__STORED RECORDS__.

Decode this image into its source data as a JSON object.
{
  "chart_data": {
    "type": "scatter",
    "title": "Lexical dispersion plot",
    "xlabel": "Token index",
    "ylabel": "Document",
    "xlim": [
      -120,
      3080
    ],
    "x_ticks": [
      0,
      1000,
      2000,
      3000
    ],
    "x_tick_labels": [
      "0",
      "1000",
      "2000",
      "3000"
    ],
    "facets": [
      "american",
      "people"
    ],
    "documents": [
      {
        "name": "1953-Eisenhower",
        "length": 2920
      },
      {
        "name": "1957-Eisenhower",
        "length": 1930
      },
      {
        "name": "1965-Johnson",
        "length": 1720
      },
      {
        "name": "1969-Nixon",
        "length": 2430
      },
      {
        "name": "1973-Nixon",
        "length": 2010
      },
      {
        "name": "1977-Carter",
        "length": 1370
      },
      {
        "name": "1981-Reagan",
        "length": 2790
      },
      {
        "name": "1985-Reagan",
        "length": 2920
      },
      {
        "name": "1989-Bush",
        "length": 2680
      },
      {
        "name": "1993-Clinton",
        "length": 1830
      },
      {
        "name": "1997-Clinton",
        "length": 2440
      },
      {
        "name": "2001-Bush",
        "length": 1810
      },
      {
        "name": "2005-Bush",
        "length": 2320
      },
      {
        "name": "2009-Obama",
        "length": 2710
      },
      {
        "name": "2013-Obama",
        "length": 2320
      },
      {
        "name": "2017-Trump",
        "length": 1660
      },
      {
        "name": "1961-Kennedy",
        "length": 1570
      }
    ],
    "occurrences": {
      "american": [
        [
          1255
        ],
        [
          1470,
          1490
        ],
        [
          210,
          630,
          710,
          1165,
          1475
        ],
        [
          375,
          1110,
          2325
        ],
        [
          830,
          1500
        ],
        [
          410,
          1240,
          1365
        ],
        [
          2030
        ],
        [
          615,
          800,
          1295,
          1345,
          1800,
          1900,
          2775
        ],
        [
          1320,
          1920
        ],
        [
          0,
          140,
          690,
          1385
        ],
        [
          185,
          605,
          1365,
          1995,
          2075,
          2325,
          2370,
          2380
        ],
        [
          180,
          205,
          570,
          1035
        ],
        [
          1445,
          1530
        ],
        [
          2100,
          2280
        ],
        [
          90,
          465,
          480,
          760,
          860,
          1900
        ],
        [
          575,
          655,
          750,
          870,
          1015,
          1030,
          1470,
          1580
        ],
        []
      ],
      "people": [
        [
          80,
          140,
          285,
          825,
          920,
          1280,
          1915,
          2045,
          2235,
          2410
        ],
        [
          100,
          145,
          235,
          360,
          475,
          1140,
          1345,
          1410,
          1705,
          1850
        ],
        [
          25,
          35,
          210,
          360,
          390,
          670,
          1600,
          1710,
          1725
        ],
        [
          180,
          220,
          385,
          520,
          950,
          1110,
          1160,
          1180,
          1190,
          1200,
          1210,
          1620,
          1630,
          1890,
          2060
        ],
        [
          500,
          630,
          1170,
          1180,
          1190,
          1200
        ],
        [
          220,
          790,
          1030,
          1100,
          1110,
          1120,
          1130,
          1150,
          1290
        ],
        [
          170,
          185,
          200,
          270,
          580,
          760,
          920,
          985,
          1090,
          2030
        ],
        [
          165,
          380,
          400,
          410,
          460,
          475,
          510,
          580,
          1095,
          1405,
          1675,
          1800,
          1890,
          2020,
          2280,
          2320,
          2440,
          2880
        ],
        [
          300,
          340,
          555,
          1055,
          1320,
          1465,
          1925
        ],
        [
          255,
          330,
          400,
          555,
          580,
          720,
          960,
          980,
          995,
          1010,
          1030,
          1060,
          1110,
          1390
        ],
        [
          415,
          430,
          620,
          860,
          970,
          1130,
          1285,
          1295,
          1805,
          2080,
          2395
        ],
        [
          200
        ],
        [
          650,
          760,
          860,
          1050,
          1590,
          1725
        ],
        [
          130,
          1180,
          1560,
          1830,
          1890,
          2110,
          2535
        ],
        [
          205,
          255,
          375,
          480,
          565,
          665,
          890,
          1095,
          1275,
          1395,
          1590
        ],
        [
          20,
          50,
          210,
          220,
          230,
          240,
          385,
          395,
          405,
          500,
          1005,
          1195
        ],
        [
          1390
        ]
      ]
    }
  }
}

__AIM OF THE TASK__.
From the data above, extract every line in its exact form.

__ANSWER FOR THIS EXERCISE__.
Decode this image into its source data as a JSON object.
{
  "chart_data": {
    "type": "scatter",
    "title": "Lexical dispersion plot",
    "xlabel": "Token index",
    "ylabel": "Document",
    "xlim": [
      -120,
      3080
    ],
    "x_ticks": [
      0,
      1000,
      2000,
      3000
    ],
    "x_tick_labels": [
      "0",
      "1000",
      "2000",
      "3000"
    ],
    "facets": [
      "american",
      "people"
    ],
    "documents": [
      {
        "name": "1953-Eisenhower",
        "length": 2920
      },
      {
        "name": "1957-Eisenhower",
        "length": 1930
      },
      {
        "name": "1965-Johnson",
        "length": 1720
      },
      {
        "name": "1969-Nixon",
        "length": 2430
      },
      {
        "name": "1973-Nixon",
        "length": 2010
      },
      {
        "name": "1977-Carter",
        "length": 1370
      },
      {
        "name": "1981-Reagan",
        "length": 2790
      },
      {
        "name": "1985-Reagan",
        "length": 2920
      },
      {
        "name": "1989-Bush",
        "length": 2680
      },
      {
        "name": "1993-Clinton",
        "length": 1830
      },
      {
        "name": "1997-Clinton",
        "length": 2440
      },
      {
        "name": "2001-Bush",
        "length": 1810
      },
      {
        "name": "2005-Bush",
        "length": 2320
      },
      {
        "name": "2009-Obama",
        "length": 2710
      },
      {
        "name": "2013-Obama",
        "length": 2320
      },
      {
        "name": "2017-Trump",
        "length": 1660
      },
      {
        "name": "1961-Kennedy",
        "length": 1570
      }
    ],
    "occurrences": {
      "american": [
        [
          1255
        ],
        [
          1470,
          1490
        ],
        [
          210,
          630,
          710,
          1165,
          1475
        ],
        [
          375,
          1110,
          2325
        ],
        [
          830,
          1500
        ],
        [
          410,
          1240,
          1365
        ],
        [
          2030
        ],
        [
          615,
          800,
          1295,
          1345,
          1800,
          1900,
          2775
        ],
        [
          1320,
          1920
        ],
        [
          0,
          140,
          690,
          1385
        ],
        [
          185,
          605,
          1365,
          1995,
          2075,
          2325,
          2370,
          2380
        ],
        [
          180,
          205,
          570,
          1035
        ],
        [
          1445,
          1530
        ],
        [
          2100,
          2280
        ],
        [
          90,
          465,
          480,
          760,
          860,
          1900
        ],
        [
          575,
          655,
          750,
          870,
          1015,
          1030,
          1470,
          1580
        ],
        []
      ],
      "people": [
        [
          80,
          140,
          285,
          825,
          920,
          1280,
          1915,
          2045,
          2235,
          2410
        ],
        [
          100,
          145,
          235,
          360,
          475,
          1140,
          1345,
          1410,
          1705,
          1850
        ],
        [
          25,
          35,
          210,
          360,
          390,
          670,
          1600,
          1710,
          1725
        ],
        [
          180,
          220,
          385,
          520,
          950,
          1110,
          1160,
          1180,
          1190,
          1200,
          1210,
          1620,
          1630,
          1890,
          2060
        ],
        [
          500,
          630,
          1170,
          1180,
          1190,
          1200
        ],
        [
          220,
          790,
          1030,
          1100,
          1110,
          1120,
          1130,
          1150,
          1290
        ],
        [
          170,
          185,
          200,
          270,
          580,
          760,
          920,
          985,
          1090,
          2030
        ],
        [
          165,
          380,
          400,
          410,
          460,
          475,
          510,
          580,
          1095,
          1405,
          1675,
          1800,
          1890,
          2020,
          2280,
          2320,
          2440,
          2880
        ],
        [
          300,
          340,
          555,
          1055,
          1320,
          1465,
          1925
        ],
        [
          255,
          330,
          400,
          555,
          580,
          720,
          960,
          980,
          995,
          1010,
          1030,
          1060,
          1110,
          1390
        ],
        [
          415,
          430,
          620,
          860,
          970,
          1130,
          1285,
          1295,
          1805,
          2080,
          2395
        ],
        [
          200
        ],
        [
          650,
          760,
          860,
          1050,
          1590,
          1725
        ],
        [
          130,
          1180,
          1560,
          1830,
          1890,
          2110,
          2535
        ],
        [
          205,
          255,
          375,
          480,
          565,
          665,
          890,
          1095,
          1275,
          1395,
          1590
        ],
        [
          20,
          50,
          210,
          220,
          230,
          240,
          385,
          395,
          405,
          500,
          1005,
          1195
        ],
        [
          1390
        ]
      ]
    }
  }
}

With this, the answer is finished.